* _Input for this task_:
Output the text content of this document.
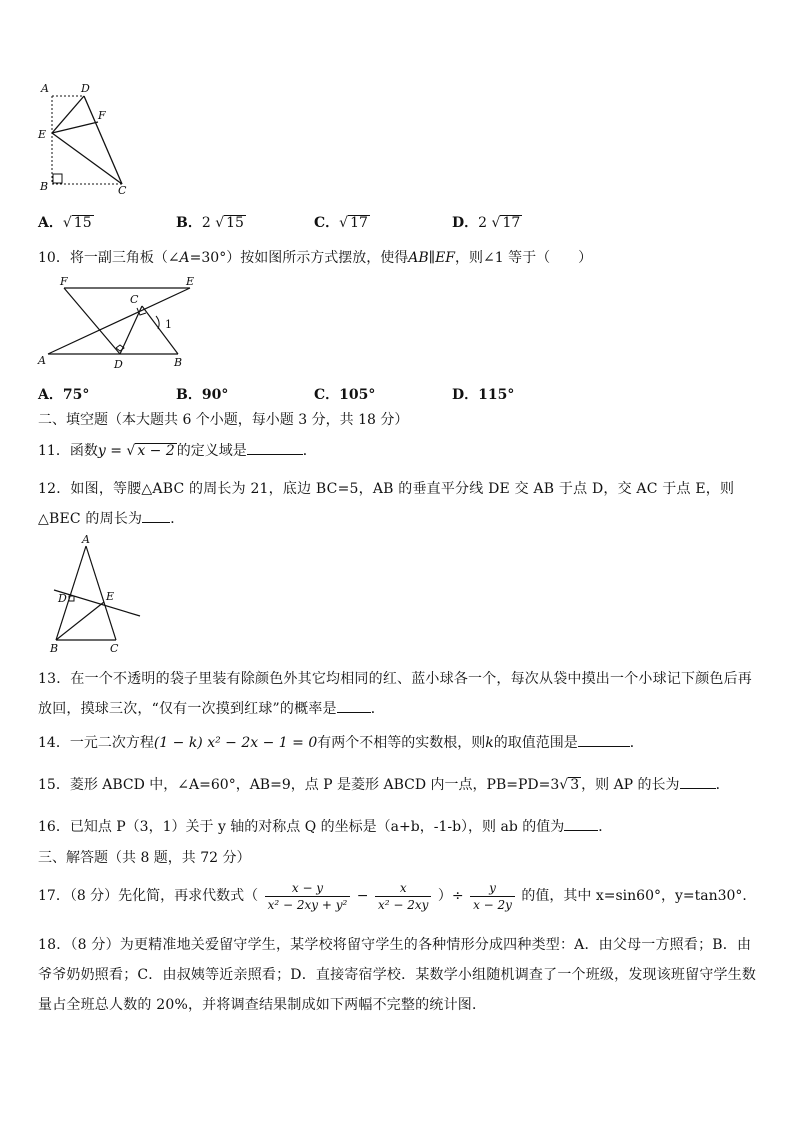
A	D
F
E
B	C
A．√ 15	B．2 √ 15	C．√ 17	D．2 √ 17
10．将一副三角板（∠A=30°）按如图所示方式摆放，使得AB∥EF，则∠1 等于（　　）
F	E
C
1
A	D	B
A．75°	B．90°	C．105°	D．115°
二、填空题（本大题共 6 个小题，每小题 3 分，共 18 分）
11．函数y = √ x − 2 的定义域是	．
12．如图，等腰△ABC 的周长为 21，底边 BC=5，AB 的垂直平分线 DE 交 AB 于点 D，交 AC 于点 E，则△BEC 的周长为 ．
A
D	E
B	C
13．在一个不透明的袋子里装有除颜色外其它均相同的红、蓝小球各一个，每次从袋中摸出一个小球记下颜色后再放回，摸球三次，“仅有一次摸到红球”的概率是 ．
14．一元二次方程(1 − k) x² − 2x − 1 = 0有两个不相等的实数根，则k的取值范围是	．
15．菱形 ABCD 中，∠A=60°，AB=9，点 P 是菱形 ABCD 内一点，PB=PD=3√ 3 ，则 AP 的长为	．
16．已知点 P（3，1）关于 y 轴的对称点 Q 的坐标是（a+b，-1-b），则 ab 的值为 ．
三、解答题（共 8 题，共 72 分）
17．（8 分）先化简，再求代数式（ $\frac{x - y}{\text{x² − 2xy + y²}} - \frac{x}{\text{x² − 2xy}}$ ）÷ $\frac{y}{x - 2y}$ 的值，其中 x=sin60°，y=tan30°．
18．（8 分）为更精准地关爱留守学生，某学校将留守学生的各种情形分成四种类型：A．由父母一方照看；B．由爷爷奶奶照看；C．由叔姨等近亲照看；D．直接寄宿学校．某数学小组随机调查了一个班级，发现该班留守学生数量占全班总人数的 20%，并将调查结果制成如下两幅不完整的统计图．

* _Task goal_: Exclude the pictures and transcribe all of the entries exactly.

* _Exercise solution_:
Output the text content of this document.
A	D
F
E
B	C
A．√ 15	B．2 √ 15	C．√ 17	D．2 √ 17
10．将一副三角板（∠A=30°）按如图所示方式摆放，使得AB∥EF，则∠1 等于（　　）
F	E
C
1
A	D	B
A．75°	B．90°	C．105°	D．115°
二、填空题（本大题共 6 个小题，每小题 3 分，共 18 分）
11．函数y = √ x − 2 的定义域是	．
12．如图，等腰△ABC 的周长为 21，底边 BC=5，AB 的垂直平分线 DE 交 AB 于点 D，交 AC 于点 E，则△BEC 的周长为 ．
A
D	E
B	C
13．在一个不透明的袋子里装有除颜色外其它均相同的红、蓝小球各一个，每次从袋中摸出一个小球记下颜色后再放回，摸球三次，“仅有一次摸到红球”的概率是 ．
14．一元二次方程(1 − k) x² − 2x − 1 = 0有两个不相等的实数根，则k的取值范围是	．
15．菱形 ABCD 中，∠A=60°，AB=9，点 P 是菱形 ABCD 内一点，PB=PD=3√ 3 ，则 AP 的长为	．
16．已知点 P（3，1）关于 y 轴的对称点 Q 的坐标是（a+b，-1-b），则 ab 的值为 ．
三、解答题（共 8 题，共 72 分）
17．（8 分）先化简，再求代数式（ $\frac{x - y}{\text{x² − 2xy + y²}} - \frac{x}{\text{x² − 2xy}}$ ）÷ $\frac{y}{x - 2y}$ 的值，其中 x=sin60°，y=tan30°．
18．（8 分）为更精准地关爱留守学生，某学校将留守学生的各种情形分成四种类型：A．由父母一方照看；B．由爷爷奶奶照看；C．由叔姨等近亲照看；D．直接寄宿学校．某数学小组随机调查了一个班级，发现该班留守学生数量占全班总人数的 20%，并将调查结果制成如下两幅不完整的统计图．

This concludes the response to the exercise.